◆ PROBLEM STATEMENT:
Search the data below for "FCST"; list each line that holds it.
----------
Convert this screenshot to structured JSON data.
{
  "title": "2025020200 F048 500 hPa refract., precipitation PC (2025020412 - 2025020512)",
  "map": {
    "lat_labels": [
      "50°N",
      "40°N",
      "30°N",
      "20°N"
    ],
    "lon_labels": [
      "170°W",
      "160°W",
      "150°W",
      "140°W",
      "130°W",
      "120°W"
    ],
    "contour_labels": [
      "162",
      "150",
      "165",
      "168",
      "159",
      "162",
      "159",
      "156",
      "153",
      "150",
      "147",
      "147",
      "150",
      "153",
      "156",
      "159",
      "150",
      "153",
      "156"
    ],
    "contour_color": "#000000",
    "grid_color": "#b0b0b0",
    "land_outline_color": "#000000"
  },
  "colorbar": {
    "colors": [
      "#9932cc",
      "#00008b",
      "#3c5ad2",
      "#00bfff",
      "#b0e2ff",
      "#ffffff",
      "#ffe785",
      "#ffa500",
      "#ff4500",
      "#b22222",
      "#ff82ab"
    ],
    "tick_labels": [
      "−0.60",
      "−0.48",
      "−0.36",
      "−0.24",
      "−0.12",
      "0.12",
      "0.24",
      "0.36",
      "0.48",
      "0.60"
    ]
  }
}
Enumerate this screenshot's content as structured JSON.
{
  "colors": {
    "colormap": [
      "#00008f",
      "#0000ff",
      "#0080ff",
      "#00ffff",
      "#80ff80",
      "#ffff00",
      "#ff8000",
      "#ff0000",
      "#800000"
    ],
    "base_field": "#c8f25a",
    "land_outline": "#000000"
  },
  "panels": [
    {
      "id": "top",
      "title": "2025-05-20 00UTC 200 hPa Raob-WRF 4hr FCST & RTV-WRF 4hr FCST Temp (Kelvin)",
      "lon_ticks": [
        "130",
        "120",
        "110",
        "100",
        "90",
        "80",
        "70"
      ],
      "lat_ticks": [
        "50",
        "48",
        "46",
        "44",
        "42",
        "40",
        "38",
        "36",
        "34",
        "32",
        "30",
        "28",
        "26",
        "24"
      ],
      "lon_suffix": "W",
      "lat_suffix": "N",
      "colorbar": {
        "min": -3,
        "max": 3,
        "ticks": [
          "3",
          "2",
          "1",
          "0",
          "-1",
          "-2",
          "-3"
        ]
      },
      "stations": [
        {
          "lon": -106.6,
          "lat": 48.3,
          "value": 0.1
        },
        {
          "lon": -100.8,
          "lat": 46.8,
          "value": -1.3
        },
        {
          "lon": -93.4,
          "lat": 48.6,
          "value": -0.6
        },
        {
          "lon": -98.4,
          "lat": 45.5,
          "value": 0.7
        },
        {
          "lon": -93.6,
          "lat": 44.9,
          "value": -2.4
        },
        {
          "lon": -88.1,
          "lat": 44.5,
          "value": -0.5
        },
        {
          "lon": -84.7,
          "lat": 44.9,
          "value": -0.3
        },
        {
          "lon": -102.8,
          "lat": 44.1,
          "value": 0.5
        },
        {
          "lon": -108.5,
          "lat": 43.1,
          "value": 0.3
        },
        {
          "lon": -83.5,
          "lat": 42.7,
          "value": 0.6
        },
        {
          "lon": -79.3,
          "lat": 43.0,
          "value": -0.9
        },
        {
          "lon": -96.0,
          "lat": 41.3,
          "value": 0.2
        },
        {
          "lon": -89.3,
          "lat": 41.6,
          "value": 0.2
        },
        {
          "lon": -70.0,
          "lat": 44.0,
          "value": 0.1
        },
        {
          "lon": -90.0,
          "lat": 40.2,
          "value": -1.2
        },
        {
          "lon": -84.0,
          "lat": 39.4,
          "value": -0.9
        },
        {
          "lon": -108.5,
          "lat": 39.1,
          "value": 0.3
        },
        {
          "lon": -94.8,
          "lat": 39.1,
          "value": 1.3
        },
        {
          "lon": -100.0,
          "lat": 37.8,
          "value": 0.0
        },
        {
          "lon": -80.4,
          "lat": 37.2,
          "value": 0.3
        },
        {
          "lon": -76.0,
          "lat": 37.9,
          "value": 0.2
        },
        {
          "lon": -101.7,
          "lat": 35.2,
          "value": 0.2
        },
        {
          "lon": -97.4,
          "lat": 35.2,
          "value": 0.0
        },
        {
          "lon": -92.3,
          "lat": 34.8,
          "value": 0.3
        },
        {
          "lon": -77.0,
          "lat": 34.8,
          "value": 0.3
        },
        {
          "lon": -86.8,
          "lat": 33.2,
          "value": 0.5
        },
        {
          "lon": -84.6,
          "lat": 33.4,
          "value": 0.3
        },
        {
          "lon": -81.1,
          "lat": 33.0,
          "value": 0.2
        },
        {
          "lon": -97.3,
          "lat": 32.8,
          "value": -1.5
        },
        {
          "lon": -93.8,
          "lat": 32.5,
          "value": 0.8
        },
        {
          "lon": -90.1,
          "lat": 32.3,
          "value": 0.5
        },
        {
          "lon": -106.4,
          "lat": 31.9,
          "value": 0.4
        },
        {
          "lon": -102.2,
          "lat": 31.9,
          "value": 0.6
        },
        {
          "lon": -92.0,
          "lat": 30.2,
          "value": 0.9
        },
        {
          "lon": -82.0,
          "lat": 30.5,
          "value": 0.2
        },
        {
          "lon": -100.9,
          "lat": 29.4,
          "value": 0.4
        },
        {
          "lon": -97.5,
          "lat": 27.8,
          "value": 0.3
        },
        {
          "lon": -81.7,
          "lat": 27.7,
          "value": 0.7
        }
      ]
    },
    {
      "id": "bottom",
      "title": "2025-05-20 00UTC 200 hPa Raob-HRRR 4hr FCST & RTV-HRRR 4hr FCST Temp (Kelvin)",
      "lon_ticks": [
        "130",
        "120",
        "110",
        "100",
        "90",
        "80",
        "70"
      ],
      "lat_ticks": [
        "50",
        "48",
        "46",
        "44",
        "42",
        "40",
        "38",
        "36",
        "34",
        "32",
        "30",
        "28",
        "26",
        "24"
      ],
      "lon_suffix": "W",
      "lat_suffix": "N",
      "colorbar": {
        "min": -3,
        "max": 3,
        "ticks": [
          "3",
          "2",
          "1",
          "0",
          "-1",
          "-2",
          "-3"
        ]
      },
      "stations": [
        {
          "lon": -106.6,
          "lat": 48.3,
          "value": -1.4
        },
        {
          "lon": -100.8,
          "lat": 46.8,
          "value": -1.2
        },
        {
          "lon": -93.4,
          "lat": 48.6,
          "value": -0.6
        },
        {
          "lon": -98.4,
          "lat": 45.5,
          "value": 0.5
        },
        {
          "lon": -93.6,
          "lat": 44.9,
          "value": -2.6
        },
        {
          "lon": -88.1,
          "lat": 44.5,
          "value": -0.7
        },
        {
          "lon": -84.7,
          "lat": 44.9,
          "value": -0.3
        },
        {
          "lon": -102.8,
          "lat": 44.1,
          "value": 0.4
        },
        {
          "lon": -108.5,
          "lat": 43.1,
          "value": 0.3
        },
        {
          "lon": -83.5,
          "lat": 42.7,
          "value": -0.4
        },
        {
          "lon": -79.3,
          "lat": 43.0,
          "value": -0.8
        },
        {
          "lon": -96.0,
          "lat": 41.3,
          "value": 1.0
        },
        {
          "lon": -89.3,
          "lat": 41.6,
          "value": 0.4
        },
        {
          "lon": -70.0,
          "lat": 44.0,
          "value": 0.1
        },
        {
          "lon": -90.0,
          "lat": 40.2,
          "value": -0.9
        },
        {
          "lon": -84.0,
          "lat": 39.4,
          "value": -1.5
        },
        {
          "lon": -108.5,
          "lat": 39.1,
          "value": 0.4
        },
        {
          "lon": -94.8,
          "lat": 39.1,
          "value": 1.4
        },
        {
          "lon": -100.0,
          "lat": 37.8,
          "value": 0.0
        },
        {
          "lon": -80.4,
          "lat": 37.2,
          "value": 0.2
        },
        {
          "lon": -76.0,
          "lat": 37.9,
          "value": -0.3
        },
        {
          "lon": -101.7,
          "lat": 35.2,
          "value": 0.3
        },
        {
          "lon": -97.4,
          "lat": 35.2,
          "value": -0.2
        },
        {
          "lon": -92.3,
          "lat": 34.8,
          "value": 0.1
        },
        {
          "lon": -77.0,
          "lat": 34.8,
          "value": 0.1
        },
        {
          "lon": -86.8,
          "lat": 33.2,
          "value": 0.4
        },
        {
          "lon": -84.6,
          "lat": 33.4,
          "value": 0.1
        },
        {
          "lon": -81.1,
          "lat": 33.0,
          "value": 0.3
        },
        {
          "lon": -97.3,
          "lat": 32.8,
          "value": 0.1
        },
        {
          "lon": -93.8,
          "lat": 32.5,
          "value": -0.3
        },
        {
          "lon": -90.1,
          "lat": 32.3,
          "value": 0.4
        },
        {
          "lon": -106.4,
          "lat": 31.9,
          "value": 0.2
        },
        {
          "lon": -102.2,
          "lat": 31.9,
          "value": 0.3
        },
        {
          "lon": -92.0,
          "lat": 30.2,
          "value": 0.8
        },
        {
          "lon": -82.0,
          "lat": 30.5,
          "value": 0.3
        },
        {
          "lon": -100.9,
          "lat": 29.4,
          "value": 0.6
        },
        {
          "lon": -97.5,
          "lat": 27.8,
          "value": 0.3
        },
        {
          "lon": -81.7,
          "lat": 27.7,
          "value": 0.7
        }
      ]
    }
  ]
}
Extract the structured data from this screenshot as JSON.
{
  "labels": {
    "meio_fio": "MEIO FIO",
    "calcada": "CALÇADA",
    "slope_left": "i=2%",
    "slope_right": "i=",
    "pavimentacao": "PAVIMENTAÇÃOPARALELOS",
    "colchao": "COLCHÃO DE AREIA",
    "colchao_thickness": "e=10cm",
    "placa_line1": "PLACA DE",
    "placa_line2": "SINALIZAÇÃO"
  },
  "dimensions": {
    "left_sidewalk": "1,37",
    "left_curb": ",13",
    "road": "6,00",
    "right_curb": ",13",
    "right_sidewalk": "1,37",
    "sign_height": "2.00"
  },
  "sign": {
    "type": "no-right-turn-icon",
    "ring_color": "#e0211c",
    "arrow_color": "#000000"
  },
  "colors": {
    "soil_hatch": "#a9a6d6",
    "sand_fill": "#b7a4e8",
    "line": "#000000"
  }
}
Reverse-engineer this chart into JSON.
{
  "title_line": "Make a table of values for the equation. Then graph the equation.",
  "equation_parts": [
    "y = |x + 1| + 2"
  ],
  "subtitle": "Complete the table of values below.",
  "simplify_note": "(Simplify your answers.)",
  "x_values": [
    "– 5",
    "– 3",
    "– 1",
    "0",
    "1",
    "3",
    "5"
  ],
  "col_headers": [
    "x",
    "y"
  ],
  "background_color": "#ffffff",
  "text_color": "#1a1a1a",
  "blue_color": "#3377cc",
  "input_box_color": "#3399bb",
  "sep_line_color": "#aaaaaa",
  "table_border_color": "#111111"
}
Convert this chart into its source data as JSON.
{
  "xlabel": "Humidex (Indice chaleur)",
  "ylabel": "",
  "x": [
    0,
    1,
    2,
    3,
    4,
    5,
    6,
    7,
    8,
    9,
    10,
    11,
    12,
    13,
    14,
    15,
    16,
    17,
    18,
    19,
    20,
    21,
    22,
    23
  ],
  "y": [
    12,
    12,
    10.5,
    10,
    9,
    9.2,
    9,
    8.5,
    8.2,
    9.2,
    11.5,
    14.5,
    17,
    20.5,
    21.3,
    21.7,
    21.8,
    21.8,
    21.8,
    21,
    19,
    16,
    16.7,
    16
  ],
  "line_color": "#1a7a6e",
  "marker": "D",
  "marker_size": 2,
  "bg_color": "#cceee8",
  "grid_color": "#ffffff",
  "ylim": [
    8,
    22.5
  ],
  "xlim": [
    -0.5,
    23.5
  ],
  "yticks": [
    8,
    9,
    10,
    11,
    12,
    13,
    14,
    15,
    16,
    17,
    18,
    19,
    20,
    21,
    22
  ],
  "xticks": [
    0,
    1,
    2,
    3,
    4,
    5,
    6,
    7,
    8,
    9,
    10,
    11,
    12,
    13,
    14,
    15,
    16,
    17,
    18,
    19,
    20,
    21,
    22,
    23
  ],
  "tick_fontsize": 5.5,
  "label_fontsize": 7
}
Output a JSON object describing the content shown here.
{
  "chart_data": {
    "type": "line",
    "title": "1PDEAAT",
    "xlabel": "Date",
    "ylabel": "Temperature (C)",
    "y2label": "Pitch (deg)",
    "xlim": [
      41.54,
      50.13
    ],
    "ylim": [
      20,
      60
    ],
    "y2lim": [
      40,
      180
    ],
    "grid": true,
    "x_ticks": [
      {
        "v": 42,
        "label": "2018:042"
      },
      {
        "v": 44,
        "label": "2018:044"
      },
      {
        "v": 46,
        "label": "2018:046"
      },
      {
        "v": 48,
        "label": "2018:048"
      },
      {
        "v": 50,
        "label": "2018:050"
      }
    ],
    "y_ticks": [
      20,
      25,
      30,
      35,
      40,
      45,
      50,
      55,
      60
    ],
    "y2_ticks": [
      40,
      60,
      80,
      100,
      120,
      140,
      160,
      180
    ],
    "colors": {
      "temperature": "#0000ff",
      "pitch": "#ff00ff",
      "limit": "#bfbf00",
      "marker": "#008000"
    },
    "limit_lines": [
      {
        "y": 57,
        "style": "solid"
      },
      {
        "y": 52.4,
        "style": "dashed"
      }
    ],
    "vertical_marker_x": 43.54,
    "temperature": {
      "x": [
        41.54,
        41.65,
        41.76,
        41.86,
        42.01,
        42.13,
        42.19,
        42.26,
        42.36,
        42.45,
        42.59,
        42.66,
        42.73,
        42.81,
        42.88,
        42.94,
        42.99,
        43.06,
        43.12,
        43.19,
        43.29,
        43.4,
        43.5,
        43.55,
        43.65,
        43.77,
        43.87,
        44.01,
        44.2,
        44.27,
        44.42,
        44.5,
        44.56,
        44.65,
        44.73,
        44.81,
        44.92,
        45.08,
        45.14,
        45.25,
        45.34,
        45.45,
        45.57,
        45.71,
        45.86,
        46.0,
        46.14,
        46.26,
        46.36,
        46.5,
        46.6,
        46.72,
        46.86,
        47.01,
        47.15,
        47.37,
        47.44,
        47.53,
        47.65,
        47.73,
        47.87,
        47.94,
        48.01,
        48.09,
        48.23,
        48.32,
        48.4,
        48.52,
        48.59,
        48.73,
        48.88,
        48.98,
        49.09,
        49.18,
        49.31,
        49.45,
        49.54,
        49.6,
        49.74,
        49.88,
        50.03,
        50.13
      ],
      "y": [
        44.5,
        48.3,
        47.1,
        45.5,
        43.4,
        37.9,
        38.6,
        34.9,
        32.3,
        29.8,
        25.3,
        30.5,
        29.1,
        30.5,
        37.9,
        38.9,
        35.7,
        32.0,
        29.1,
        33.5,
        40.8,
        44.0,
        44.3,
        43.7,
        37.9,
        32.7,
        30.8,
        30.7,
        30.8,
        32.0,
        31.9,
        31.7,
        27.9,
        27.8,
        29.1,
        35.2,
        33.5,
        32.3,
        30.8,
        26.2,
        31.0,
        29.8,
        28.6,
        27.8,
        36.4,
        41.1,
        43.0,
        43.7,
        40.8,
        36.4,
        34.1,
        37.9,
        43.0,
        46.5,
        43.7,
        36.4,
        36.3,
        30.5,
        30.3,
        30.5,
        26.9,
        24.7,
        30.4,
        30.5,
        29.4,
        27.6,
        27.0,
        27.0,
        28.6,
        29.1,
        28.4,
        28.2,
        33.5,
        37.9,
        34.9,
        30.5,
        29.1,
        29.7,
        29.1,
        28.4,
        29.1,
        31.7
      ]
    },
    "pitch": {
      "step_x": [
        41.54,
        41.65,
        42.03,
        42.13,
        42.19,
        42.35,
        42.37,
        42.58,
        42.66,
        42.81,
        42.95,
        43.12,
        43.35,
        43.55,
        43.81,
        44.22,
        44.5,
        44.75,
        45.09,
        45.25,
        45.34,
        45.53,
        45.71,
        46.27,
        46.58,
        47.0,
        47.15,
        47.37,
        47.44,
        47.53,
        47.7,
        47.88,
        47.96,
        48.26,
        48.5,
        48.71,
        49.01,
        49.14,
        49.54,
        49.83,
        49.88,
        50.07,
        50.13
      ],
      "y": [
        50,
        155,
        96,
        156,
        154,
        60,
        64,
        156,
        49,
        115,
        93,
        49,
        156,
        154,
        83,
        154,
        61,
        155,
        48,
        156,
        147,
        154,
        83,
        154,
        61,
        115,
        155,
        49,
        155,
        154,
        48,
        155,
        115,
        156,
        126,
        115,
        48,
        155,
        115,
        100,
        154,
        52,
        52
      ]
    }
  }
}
----------
◆ SOLVED EXERCISE:
      "title": "2025-05-20 00UTC 200 hPa Raob-WRF 4hr FCST & RTV-WRF 4hr FCST Temp (Kelvin)",
      "title": "2025-05-20 00UTC 200 hPa Raob-HRRR 4hr FCST & RTV-HRRR 4hr FCST Temp (Kelvin)",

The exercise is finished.